[Extracted data entries]
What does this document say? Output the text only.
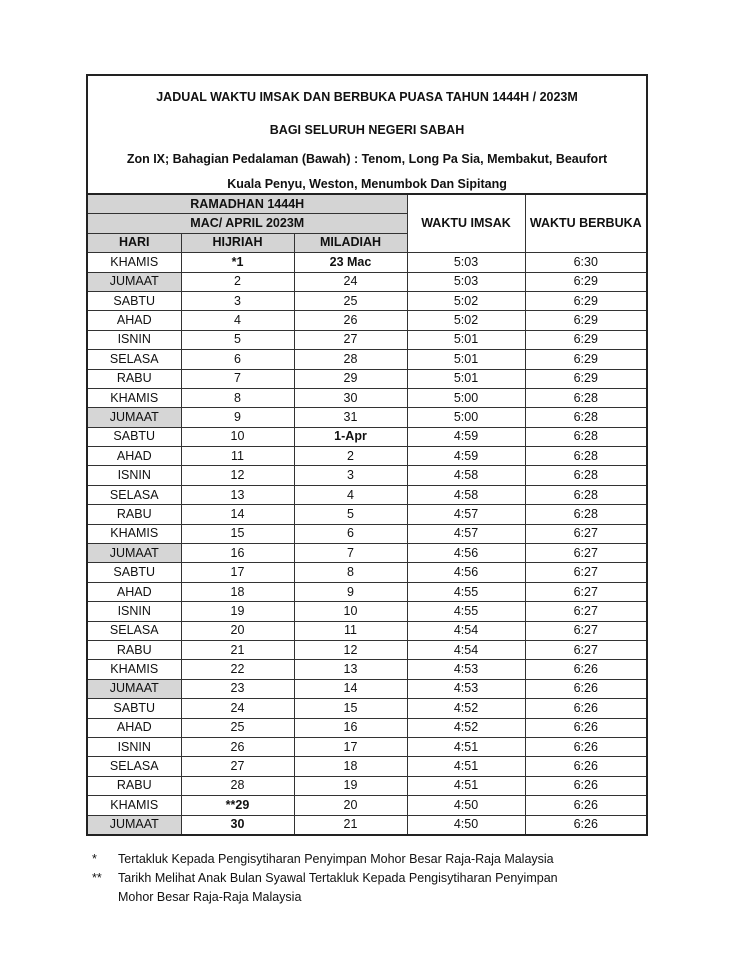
JADUAL WAKTU IMSAK DAN BERBUKA PUASA TAHUN 1444H / 2023M
BAGI SELURUH NEGERI SABAH
Zon IX; Bahagian Pedalaman (Bawah) : Tenom, Long Pa Sia, Membakut, Beaufort
Kuala Penyu, Weston, Menumbok Dan Sipitang				

RAMADHAN 1444H			WAKTU IMSAK	WAKTU BERBUKA
MAC/ APRIL 2023M				
HARI	HIJRIAH	MILADIAH		
KHAMIS	*1	23 Mac	5:03	6:30
JUMAAT	2	24	5:03	6:29
SABTU	3	25	5:02	6:29
AHAD	4	26	5:02	6:29
ISNIN	5	27	5:01	6:29
SELASA	6	28	5:01	6:29
RABU	7	29	5:01	6:29
KHAMIS	8	30	5:00	6:28
JUMAAT	9	31	5:00	6:28
SABTU	10	1-Apr	4:59	6:28
AHAD	11	2	4:59	6:28
ISNIN	12	3	4:58	6:28
SELASA	13	4	4:58	6:28
RABU	14	5	4:57	6:28
KHAMIS	15	6	4:57	6:27
JUMAAT	16	7	4:56	6:27
SABTU	17	8	4:56	6:27
AHAD	18	9	4:55	6:27
ISNIN	19	10	4:55	6:27
SELASA	20	11	4:54	6:27
RABU	21	12	4:54	6:27
KHAMIS	22	13	4:53	6:26
JUMAAT	23	14	4:53	6:26
SABTU	24	15	4:52	6:26
AHAD	25	16	4:52	6:26
ISNIN	26	17	4:51	6:26
SELASA	27	18	4:51	6:26
RABU	28	19	4:51	6:26
KHAMIS	**29	20	4:50	6:26
JUMAAT	30	21	4:50	6:26
*	Tertakluk Kepada Pengisytiharan Penyimpan Mohor Besar Raja-Raja Malaysia
**	Tarikh Melihat Anak Bulan Syawal Tertakluk Kepada Pengisytiharan Penyimpan
Mohor Besar Raja-Raja Malaysia
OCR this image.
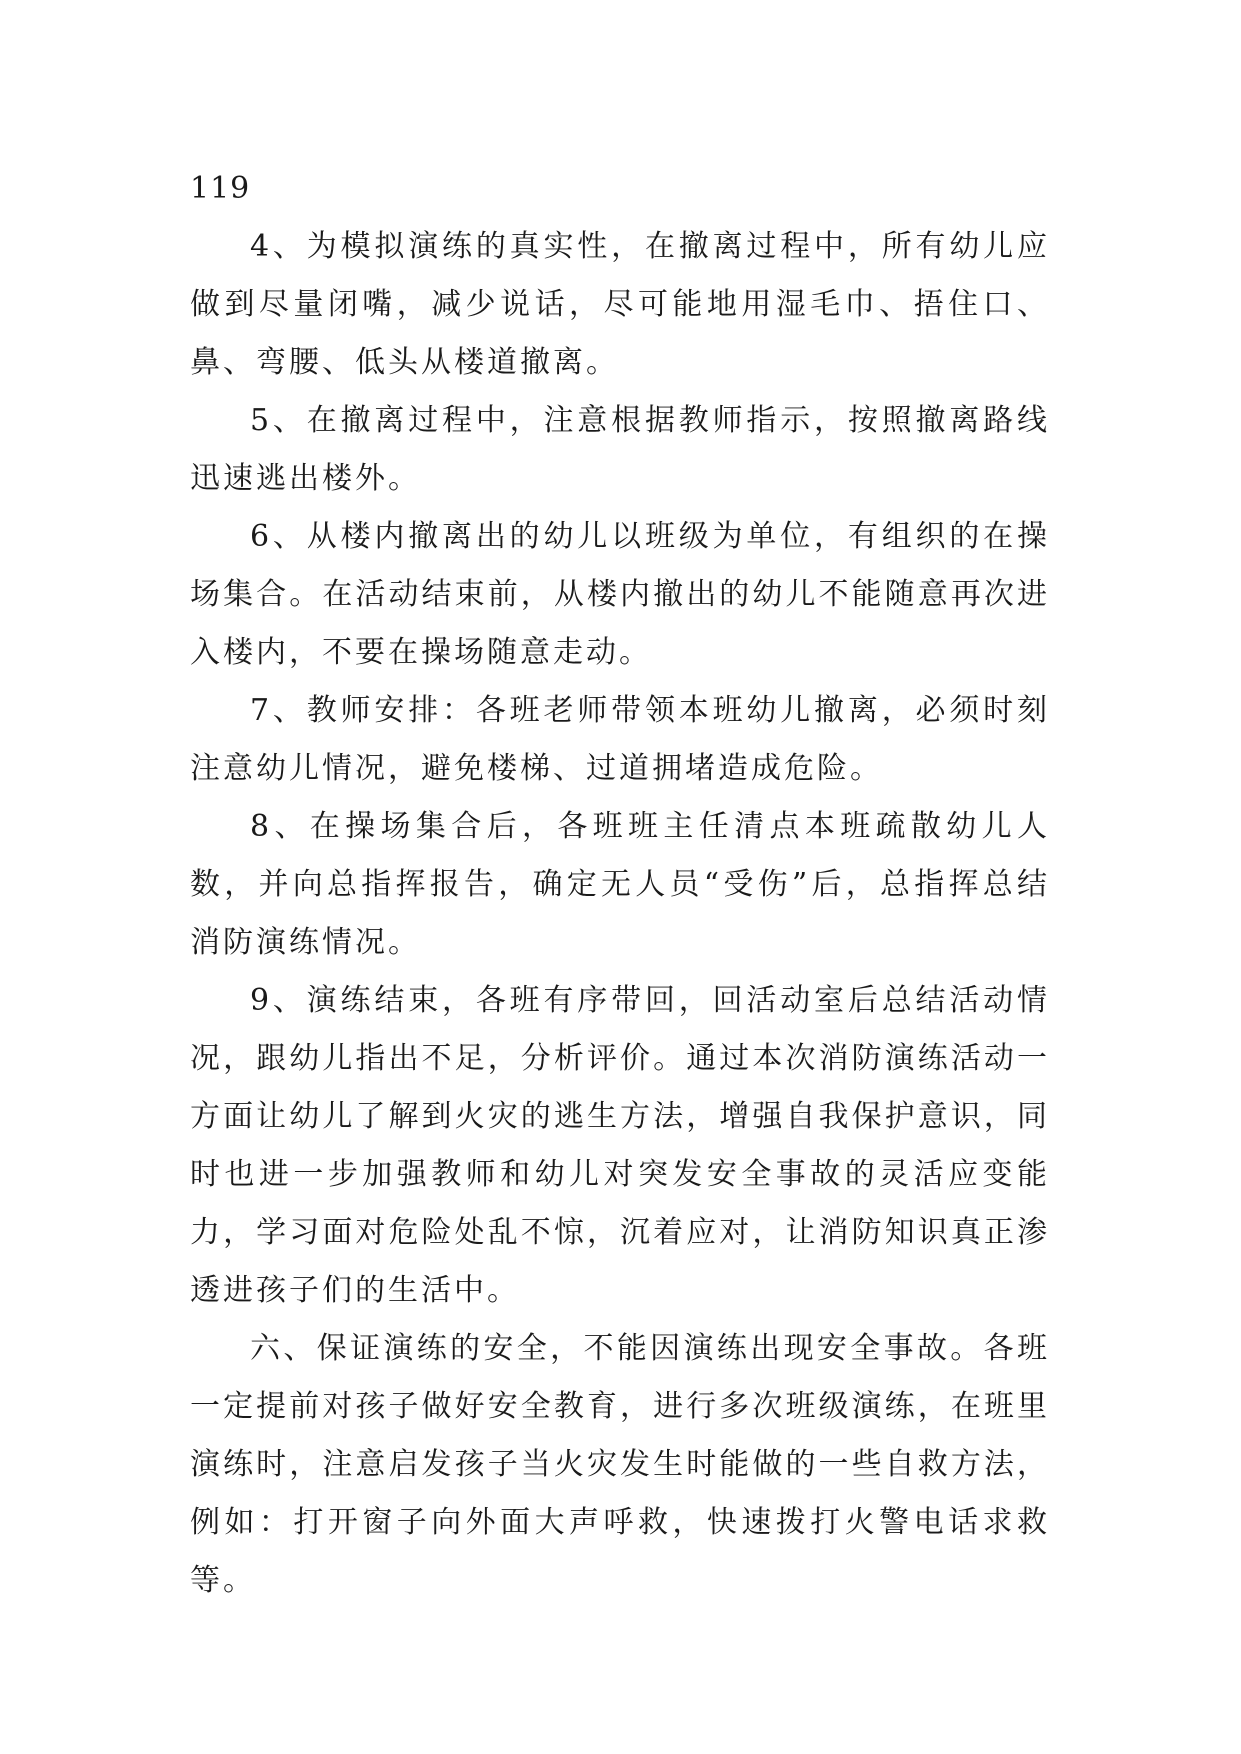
119

4、为模拟演练的真实性，在撤离过程中，所有幼儿应做到尽量闭嘴，减少说话，尽可能地用湿毛巾、捂住口、鼻、弯腰、低头从楼道撤离。

5、在撤离过程中，注意根据教师指示，按照撤离路线迅速逃出楼外。

6、从楼内撤离出的幼儿以班级为单位，有组织的在操场集合。在活动结束前，从楼内撤出的幼儿不能随意再次进入楼内，不要在操场随意走动。

7、教师安排：各班老师带领本班幼儿撤离，必须时刻注意幼儿情况，避免楼梯、过道拥堵造成危险。

8、在操场集合后，各班班主任清点本班疏散幼儿人数，并向总指挥报告，确定无人员“受伤”后，总指挥总结消防演练情况。

9、演练结束，各班有序带回，回活动室后总结活动情况，跟幼儿指出不足，分析评价。通过本次消防演练活动一方面让幼儿了解到火灾的逃生方法，增强自我保护意识，同时也进一步加强教师和幼儿对突发安全事故的灵活应变能力，学习面对危险处乱不惊，沉着应对，让消防知识真正渗透进孩子们的生活中。

六、保证演练的安全，不能因演练出现安全事故。各班一定提前对孩子做好安全教育，进行多次班级演练，在班里演练时，注意启发孩子当火灾发生时能做的一些自救方法，例如：打开窗子向外面大声呼救，快速拨打火警电话求救等。
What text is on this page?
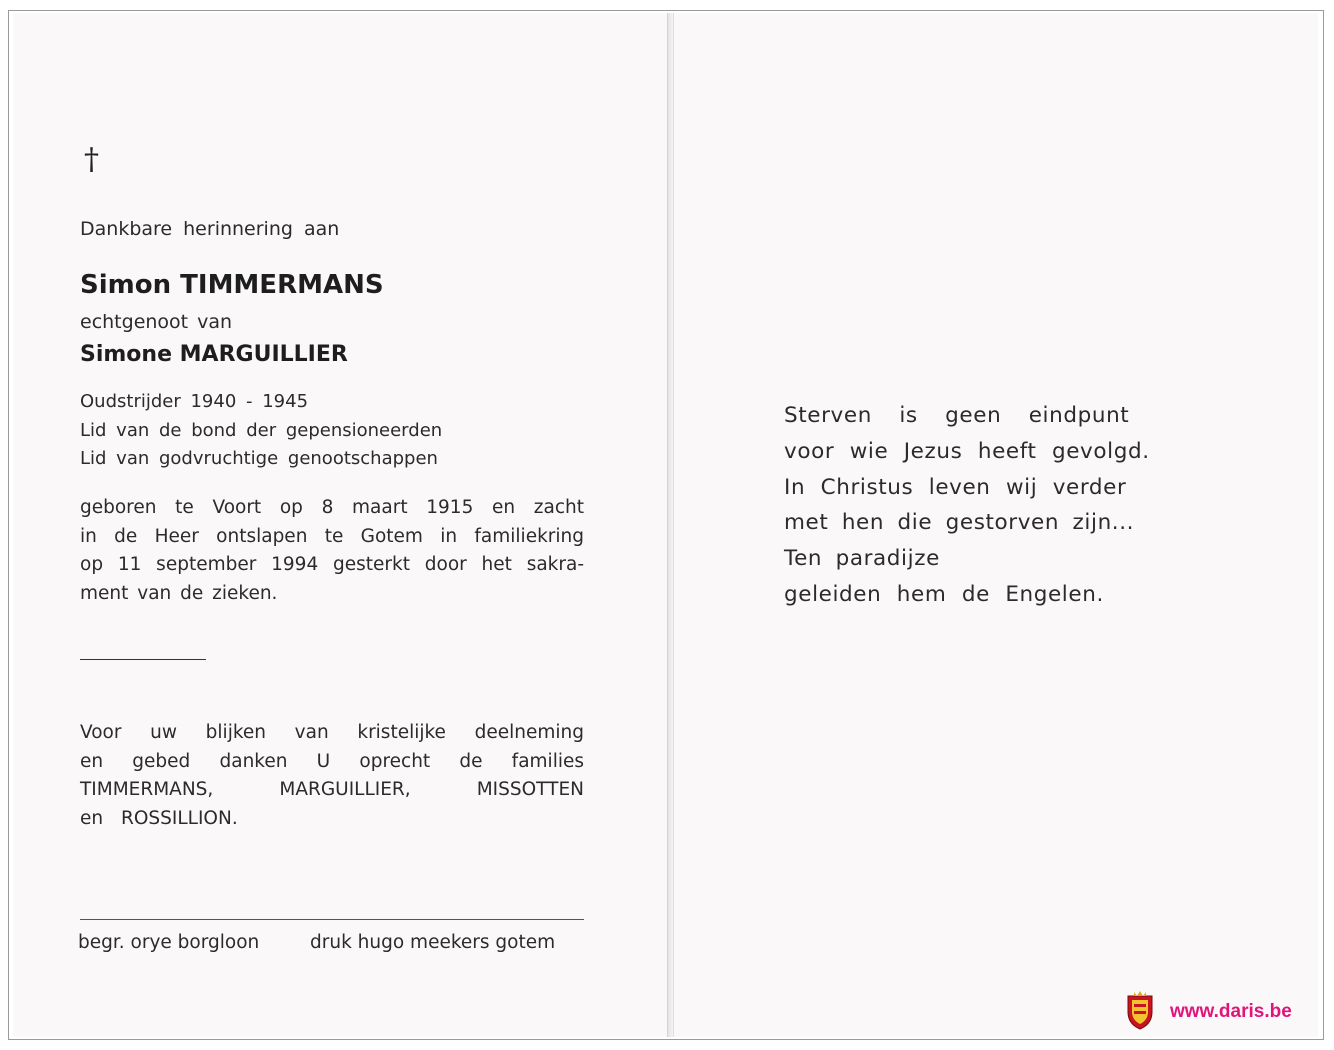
†
Dankbare herinnering aan
Simon TIMMERMANS
echtgenoot van
Simone MARGUILLIER
Oudstrijder 1940 - 1945
Lid van de bond der gepensioneerden
Lid van godvruchtige genootschappen
geboren te Voort op 8 maart 1915 en zacht
in de Heer ontslapen te Gotem in familiekring
op 11 september 1994 gesterkt door het sakra-
ment van de zieken.
Voor uw blijken van kristelijke deelneming
en gebed danken U oprecht de families
TIMMERMANS, MARGUILLIER, MISSOTTEN
en ROSSILLION.
begr. orye borgloon	druk hugo meekers gotem
Sterven is geen eindpunt
voor wie Jezus heeft gevolgd.
In Christus leven wij verder
met hen die gestorven zijn...
Ten paradijze
geleiden hem de Engelen.
www.daris.be
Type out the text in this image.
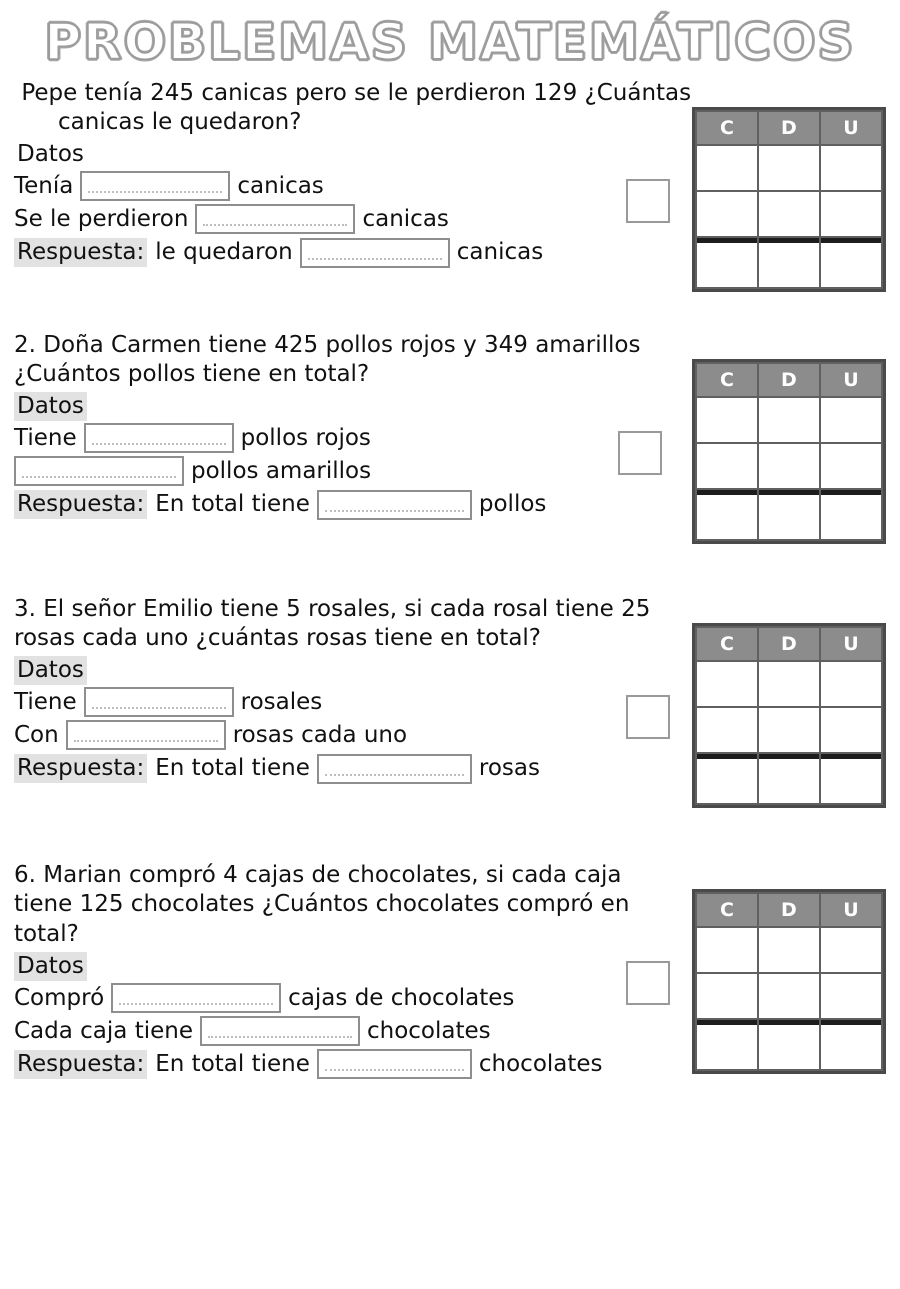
PROBLEMAS MATEMÁTICOS
Pepe tenía 245 canicas pero se le perdieron 129 ¿Cuántas canicas le quedaron?
Datos
Tenía	canicas
Se le perdieron	canicas
Respuesta: le quedaron	canicas
C	D	U

2. Doña Carmen tiene 425 pollos rojos y 349 amarillos ¿Cuántos pollos tiene en total?
Datos
Tiene	pollos rojos
pollos amarillos
Respuesta: En total tiene	pollos
C	D	U

3. El señor Emilio tiene 5 rosales, si cada rosal tiene 25 rosas cada uno ¿cuántas rosas tiene en total?
Datos
Tiene	rosales
Con	rosas cada uno
Respuesta: En total tiene	rosas
C	D	U

6. Marian compró 4 cajas de chocolates, si cada caja tiene 125 chocolates ¿Cuántos chocolates compró en total?
Datos
Compró	cajas de chocolates
Cada caja tiene	chocolates
Respuesta: En total tiene	chocolates
C	D	U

## WHAT THIS TASK INVOLVES
Transcribe the records verbatim and omit the images.

## EXERCISE RESULT
What does this document say? Output the text only.
JADUAL WAKTU IMSAK DAN BERBUKA PUASA TAHUN 1444H / 2023M
BAGI SELURUH NEGERI SABAH
Zon IX; Bahagian Pedalaman (Bawah) : Tenom, Long Pa Sia, Membakut, Beaufort
Kuala Penyu, Weston, Menumbok Dan Sipitang				

RAMADHAN 1444H			WAKTU IMSAK	WAKTU BERBUKA
MAC/ APRIL 2023M				
HARI	HIJRIAH	MILADIAH		
KHAMIS	*1	23 Mac	5:03	6:30
JUMAAT	2	24	5:03	6:29
SABTU	3	25	5:02	6:29
AHAD	4	26	5:02	6:29
ISNIN	5	27	5:01	6:29
SELASA	6	28	5:01	6:29
RABU	7	29	5:01	6:29
KHAMIS	8	30	5:00	6:28
JUMAAT	9	31	5:00	6:28
SABTU	10	1-Apr	4:59	6:28
AHAD	11	2	4:59	6:28
ISNIN	12	3	4:58	6:28
SELASA	13	4	4:58	6:28
RABU	14	5	4:57	6:28
KHAMIS	15	6	4:57	6:27
JUMAAT	16	7	4:56	6:27
SABTU	17	8	4:56	6:27
AHAD	18	9	4:55	6:27
ISNIN	19	10	4:55	6:27
SELASA	20	11	4:54	6:27
RABU	21	12	4:54	6:27
KHAMIS	22	13	4:53	6:26
JUMAAT	23	14	4:53	6:26
SABTU	24	15	4:52	6:26
AHAD	25	16	4:52	6:26
ISNIN	26	17	4:51	6:26
SELASA	27	18	4:51	6:26
RABU	28	19	4:51	6:26
KHAMIS	**29	20	4:50	6:26
JUMAAT	30	21	4:50	6:26
*	Tertakluk Kepada Pengisytiharan Penyimpan Mohor Besar Raja-Raja Malaysia
**	Tarikh Melihat Anak Bulan Syawal Tertakluk Kepada Pengisytiharan Penyimpan
Mohor Besar Raja-Raja Malaysia
OCR this image.
119

4、为模拟演练的真实性，在撤离过程中，所有幼儿应做到尽量闭嘴，减少说话，尽可能地用湿毛巾、捂住口、鼻、弯腰、低头从楼道撤离。

5、在撤离过程中，注意根据教师指示，按照撤离路线迅速逃出楼外。

6、从楼内撤离出的幼儿以班级为单位，有组织的在操场集合。在活动结束前，从楼内撤出的幼儿不能随意再次进入楼内，不要在操场随意走动。

7、教师安排：各班老师带领本班幼儿撤离，必须时刻注意幼儿情况，避免楼梯、过道拥堵造成危险。

8、在操场集合后，各班班主任清点本班疏散幼儿人数，并向总指挥报告，确定无人员“受伤”后，总指挥总结消防演练情况。

9、演练结束，各班有序带回，回活动室后总结活动情况，跟幼儿指出不足，分析评价。通过本次消防演练活动一方面让幼儿了解到火灾的逃生方法，增强自我保护意识，同时也进一步加强教师和幼儿对突发安全事故的灵活应变能力，学习面对危险处乱不惊，沉着应对，让消防知识真正渗透进孩子们的生活中。

六、保证演练的安全，不能因演练出现安全事故。各班一定提前对孩子做好安全教育，进行多次班级演练，在班里演练时，注意启发孩子当火灾发生时能做的一些自救方法，例如：打开窗子向外面大声呼救，快速拨打火警电话求救等。
What text is on this page?
†
Dankbare herinnering aan
Simon TIMMERMANS
echtgenoot van
Simone MARGUILLIER
Oudstrijder 1940 - 1945
Lid van de bond der gepensioneerden
Lid van godvruchtige genootschappen
geboren te Voort op 8 maart 1915 en zacht
in de Heer ontslapen te Gotem in familiekring
op 11 september 1994 gesterkt door het sakra-
ment van de zieken.
Voor uw blijken van kristelijke deelneming
en gebed danken U oprecht de families
TIMMERMANS, MARGUILLIER, MISSOTTEN
en ROSSILLION.
begr. orye borgloon	druk hugo meekers gotem
Sterven is geen eindpunt
voor wie Jezus heeft gevolgd.
In Christus leven wij verder
met hen die gestorven zijn...
Ten paradijze
geleiden hem de Engelen.
www.daris.be
Type out the text in this image.
PROBLEMAS MATEMÁTICOS
Pepe tenía 245 canicas pero se le perdieron 129 ¿Cuántas canicas le quedaron?
Datos
Tenía	canicas
Se le perdieron	canicas
Respuesta: le quedaron	canicas
C	D	U

2. Doña Carmen tiene 425 pollos rojos y 349 amarillos ¿Cuántos pollos tiene en total?
Datos
Tiene	pollos rojos
pollos amarillos
Respuesta: En total tiene	pollos
C	D	U

3. El señor Emilio tiene 5 rosales, si cada rosal tiene 25 rosas cada uno ¿cuántas rosas tiene en total?
Datos
Tiene	rosales
Con	rosas cada uno
Respuesta: En total tiene	rosas
C	D	U

6. Marian compró 4 cajas de chocolates, si cada caja tiene 125 chocolates ¿Cuántos chocolates compró en total?
Datos
Compró	cajas de chocolates
Cada caja tiene	chocolates
Respuesta: En total tiene	chocolates
C	D	U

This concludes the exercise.